### TASK TO COMPLETE
Count lines, not occurrences: give the number of lines holding the word "NASA", and nothing besides.

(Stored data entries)
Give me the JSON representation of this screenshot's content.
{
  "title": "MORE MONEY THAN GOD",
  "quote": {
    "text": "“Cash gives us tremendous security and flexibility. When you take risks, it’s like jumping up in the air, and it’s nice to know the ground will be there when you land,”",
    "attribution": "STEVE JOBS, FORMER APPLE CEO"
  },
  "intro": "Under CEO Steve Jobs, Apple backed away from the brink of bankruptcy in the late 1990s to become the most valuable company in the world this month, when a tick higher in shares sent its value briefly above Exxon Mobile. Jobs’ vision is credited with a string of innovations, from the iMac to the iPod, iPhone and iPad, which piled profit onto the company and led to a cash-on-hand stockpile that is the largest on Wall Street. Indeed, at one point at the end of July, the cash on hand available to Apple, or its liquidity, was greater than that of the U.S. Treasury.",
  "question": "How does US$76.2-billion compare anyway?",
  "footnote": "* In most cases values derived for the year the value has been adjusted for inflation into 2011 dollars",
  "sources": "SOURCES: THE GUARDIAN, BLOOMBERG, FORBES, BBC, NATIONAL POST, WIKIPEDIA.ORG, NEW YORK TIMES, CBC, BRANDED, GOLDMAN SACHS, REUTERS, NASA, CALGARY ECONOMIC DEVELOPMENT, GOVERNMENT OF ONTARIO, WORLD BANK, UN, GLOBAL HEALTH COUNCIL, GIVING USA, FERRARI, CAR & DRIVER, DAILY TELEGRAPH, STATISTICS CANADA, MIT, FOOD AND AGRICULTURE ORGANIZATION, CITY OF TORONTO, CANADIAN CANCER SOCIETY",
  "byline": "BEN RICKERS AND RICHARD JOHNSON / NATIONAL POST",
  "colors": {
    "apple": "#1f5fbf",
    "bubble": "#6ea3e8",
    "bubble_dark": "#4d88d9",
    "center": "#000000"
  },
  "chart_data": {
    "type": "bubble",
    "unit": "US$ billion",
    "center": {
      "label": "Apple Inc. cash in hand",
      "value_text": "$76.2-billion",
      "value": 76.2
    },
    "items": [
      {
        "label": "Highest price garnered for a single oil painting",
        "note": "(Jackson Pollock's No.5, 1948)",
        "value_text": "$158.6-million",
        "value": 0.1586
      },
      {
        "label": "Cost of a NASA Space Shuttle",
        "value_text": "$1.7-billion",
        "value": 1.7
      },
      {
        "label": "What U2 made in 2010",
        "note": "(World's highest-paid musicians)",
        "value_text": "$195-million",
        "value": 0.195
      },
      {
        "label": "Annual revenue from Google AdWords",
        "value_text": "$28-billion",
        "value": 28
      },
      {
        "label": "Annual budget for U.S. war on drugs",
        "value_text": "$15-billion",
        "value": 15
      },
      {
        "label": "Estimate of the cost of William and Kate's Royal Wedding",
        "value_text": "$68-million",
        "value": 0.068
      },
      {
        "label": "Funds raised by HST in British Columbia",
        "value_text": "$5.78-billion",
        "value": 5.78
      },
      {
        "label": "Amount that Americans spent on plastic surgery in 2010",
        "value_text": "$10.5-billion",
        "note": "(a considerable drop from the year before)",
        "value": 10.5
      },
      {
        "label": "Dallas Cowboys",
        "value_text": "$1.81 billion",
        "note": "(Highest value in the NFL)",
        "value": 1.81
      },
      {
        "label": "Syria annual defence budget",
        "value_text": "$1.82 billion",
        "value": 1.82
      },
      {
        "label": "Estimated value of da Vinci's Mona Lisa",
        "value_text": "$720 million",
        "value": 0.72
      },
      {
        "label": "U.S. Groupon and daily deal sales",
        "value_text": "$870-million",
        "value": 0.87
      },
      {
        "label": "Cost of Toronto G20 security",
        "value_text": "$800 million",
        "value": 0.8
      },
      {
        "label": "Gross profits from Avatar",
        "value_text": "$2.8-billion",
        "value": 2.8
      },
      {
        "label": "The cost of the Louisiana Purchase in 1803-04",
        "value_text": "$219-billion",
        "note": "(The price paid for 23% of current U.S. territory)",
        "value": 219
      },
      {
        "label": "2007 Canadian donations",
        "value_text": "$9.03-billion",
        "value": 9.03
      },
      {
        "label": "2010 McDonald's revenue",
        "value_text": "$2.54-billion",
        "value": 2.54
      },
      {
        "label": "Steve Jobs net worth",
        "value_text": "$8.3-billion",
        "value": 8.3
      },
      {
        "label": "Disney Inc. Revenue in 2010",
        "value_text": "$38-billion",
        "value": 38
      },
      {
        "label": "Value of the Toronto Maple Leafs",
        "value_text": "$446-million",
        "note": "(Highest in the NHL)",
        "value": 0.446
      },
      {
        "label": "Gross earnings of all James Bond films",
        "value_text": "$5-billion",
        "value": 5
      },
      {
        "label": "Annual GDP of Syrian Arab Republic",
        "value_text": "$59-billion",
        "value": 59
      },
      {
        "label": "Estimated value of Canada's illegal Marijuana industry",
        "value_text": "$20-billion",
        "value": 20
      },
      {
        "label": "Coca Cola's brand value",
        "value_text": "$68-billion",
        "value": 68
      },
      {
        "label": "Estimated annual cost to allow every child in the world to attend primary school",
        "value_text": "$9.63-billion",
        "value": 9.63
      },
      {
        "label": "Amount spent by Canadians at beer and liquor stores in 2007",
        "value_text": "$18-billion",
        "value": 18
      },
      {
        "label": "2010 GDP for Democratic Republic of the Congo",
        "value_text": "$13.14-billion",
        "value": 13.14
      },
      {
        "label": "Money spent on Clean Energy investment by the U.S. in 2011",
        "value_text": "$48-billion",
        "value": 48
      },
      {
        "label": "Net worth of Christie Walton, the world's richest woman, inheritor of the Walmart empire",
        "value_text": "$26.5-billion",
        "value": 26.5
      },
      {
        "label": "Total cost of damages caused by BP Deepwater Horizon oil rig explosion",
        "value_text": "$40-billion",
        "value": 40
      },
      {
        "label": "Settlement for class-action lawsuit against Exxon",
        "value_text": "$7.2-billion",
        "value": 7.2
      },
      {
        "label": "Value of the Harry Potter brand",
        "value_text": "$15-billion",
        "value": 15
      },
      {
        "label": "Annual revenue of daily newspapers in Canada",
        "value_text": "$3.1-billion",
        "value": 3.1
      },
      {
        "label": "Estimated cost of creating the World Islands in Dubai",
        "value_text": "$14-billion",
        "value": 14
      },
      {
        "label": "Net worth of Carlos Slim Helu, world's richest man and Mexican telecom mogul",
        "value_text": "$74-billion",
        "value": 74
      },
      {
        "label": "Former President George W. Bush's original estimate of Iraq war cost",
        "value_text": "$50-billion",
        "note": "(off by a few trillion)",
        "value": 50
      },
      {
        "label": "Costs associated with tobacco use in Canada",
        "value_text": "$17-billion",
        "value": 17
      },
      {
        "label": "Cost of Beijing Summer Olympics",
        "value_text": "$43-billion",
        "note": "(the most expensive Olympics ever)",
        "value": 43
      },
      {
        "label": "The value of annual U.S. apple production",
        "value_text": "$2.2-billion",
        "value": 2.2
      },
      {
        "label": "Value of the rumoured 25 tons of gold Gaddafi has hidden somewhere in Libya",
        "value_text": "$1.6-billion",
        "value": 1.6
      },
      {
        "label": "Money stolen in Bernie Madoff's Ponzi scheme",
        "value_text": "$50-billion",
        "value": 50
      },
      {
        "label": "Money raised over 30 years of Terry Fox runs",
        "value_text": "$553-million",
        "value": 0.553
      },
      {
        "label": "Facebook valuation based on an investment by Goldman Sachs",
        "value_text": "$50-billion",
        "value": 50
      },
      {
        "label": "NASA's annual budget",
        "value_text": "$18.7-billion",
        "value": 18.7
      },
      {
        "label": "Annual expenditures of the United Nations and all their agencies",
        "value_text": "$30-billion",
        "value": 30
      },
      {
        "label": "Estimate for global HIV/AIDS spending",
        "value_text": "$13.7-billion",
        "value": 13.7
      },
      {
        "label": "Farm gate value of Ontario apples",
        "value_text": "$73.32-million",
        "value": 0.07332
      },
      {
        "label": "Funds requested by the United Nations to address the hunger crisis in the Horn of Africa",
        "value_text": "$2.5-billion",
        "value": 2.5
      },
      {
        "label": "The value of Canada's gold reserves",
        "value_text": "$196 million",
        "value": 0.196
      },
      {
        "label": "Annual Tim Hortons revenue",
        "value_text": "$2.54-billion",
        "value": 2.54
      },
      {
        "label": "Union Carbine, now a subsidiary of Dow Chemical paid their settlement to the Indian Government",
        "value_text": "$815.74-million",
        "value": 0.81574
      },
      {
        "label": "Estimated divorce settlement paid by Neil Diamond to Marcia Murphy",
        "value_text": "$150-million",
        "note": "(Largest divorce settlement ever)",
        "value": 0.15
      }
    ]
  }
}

==

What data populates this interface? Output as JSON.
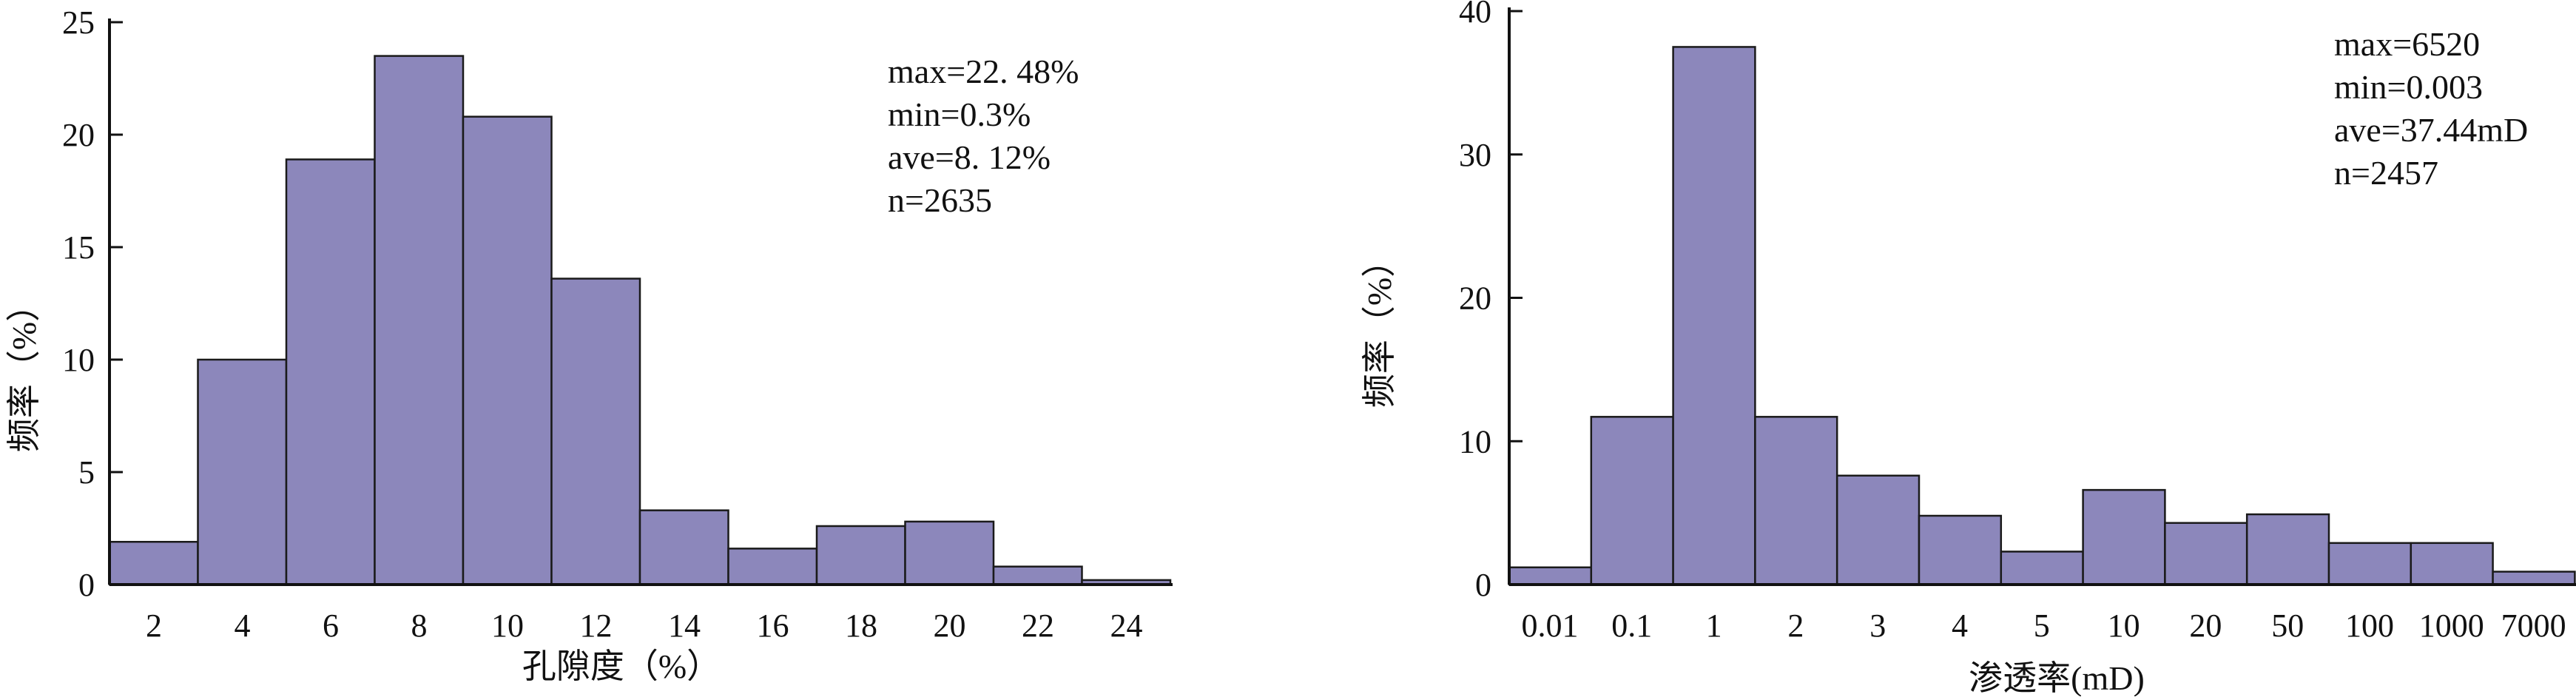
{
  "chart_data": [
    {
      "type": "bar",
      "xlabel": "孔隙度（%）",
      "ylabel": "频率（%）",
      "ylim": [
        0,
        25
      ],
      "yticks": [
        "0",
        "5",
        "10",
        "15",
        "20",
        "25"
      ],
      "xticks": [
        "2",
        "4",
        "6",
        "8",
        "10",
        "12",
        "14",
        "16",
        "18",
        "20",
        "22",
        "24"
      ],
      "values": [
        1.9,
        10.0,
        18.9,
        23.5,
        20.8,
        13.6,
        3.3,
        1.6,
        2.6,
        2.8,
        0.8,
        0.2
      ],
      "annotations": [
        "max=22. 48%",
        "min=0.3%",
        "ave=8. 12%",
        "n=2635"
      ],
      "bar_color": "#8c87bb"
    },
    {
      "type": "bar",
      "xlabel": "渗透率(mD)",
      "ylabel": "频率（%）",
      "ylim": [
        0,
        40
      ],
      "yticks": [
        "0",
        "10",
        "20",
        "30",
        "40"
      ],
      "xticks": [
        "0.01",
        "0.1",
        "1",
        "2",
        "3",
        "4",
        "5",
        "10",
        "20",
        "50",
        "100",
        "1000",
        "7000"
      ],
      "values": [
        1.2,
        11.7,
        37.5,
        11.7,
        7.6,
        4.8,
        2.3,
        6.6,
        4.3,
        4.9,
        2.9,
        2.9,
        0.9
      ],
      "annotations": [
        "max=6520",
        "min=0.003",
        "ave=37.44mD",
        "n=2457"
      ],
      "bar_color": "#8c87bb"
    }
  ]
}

---

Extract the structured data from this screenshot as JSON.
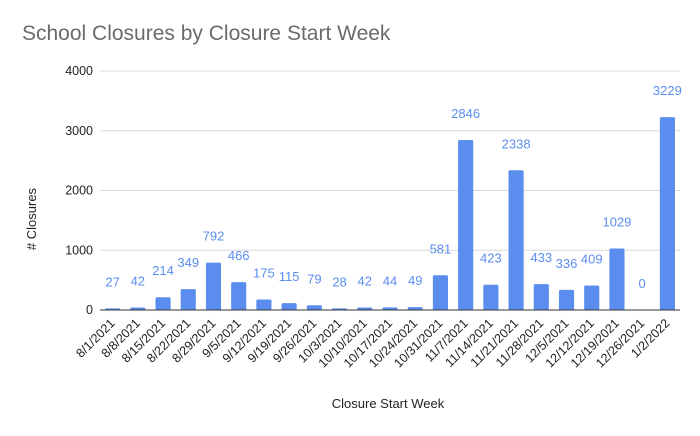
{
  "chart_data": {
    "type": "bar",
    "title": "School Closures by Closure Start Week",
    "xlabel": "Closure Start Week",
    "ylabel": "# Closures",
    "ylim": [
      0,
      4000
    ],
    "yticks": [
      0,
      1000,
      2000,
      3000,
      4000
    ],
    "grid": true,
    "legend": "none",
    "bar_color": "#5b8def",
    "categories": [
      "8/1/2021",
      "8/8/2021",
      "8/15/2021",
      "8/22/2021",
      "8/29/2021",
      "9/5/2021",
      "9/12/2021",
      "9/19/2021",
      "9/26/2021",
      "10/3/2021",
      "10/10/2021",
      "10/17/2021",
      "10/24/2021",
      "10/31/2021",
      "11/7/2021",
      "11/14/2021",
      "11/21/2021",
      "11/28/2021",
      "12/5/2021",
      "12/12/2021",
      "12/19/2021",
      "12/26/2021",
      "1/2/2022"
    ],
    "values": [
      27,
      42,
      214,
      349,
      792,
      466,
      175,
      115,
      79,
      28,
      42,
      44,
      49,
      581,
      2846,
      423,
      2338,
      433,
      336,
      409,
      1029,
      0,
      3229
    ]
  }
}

### THE ANSWER
3